To do: Print every record below exactly as written.

Given records:
::::::::
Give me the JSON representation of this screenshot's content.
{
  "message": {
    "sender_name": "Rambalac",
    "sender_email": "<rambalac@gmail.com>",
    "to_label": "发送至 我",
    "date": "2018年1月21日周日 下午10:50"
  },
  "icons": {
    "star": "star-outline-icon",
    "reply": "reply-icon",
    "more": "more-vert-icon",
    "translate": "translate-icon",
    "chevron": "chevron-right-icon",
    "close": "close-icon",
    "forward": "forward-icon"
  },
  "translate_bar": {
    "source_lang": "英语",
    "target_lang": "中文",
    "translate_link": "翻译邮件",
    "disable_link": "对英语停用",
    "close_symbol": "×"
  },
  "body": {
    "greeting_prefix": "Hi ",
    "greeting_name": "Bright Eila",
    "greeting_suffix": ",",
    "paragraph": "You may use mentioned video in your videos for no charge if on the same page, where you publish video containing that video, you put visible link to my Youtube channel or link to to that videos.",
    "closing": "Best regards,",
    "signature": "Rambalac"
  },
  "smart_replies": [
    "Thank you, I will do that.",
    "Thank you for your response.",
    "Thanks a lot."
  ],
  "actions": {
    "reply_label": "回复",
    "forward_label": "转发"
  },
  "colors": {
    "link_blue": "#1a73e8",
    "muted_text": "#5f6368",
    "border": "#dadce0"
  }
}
::::::::
Solution:
Give me the JSON representation of this screenshot's content.
{
  "message": {
    "sender_name": "Rambalac",
    "sender_email": "<rambalac@gmail.com>",
    "to_label": "发送至 我",
    "date": "2018年1月21日周日 下午10:50"
  },
  "icons": {
    "star": "star-outline-icon",
    "reply": "reply-icon",
    "more": "more-vert-icon",
    "translate": "translate-icon",
    "chevron": "chevron-right-icon",
    "close": "close-icon",
    "forward": "forward-icon"
  },
  "translate_bar": {
    "source_lang": "英语",
    "target_lang": "中文",
    "translate_link": "翻译邮件",
    "disable_link": "对英语停用",
    "close_symbol": "×"
  },
  "body": {
    "greeting_prefix": "Hi ",
    "greeting_name": "Bright Eila",
    "greeting_suffix": ",",
    "paragraph": "You may use mentioned video in your videos for no charge if on the same page, where you publish video containing that video, you put visible link to my Youtube channel or link to to that videos.",
    "closing": "Best regards,",
    "signature": "Rambalac"
  },
  "smart_replies": [
    "Thank you, I will do that.",
    "Thank you for your response.",
    "Thanks a lot."
  ],
  "actions": {
    "reply_label": "回复",
    "forward_label": "转发"
  },
  "colors": {
    "link_blue": "#1a73e8",
    "muted_text": "#5f6368",
    "border": "#dadce0"
  }
}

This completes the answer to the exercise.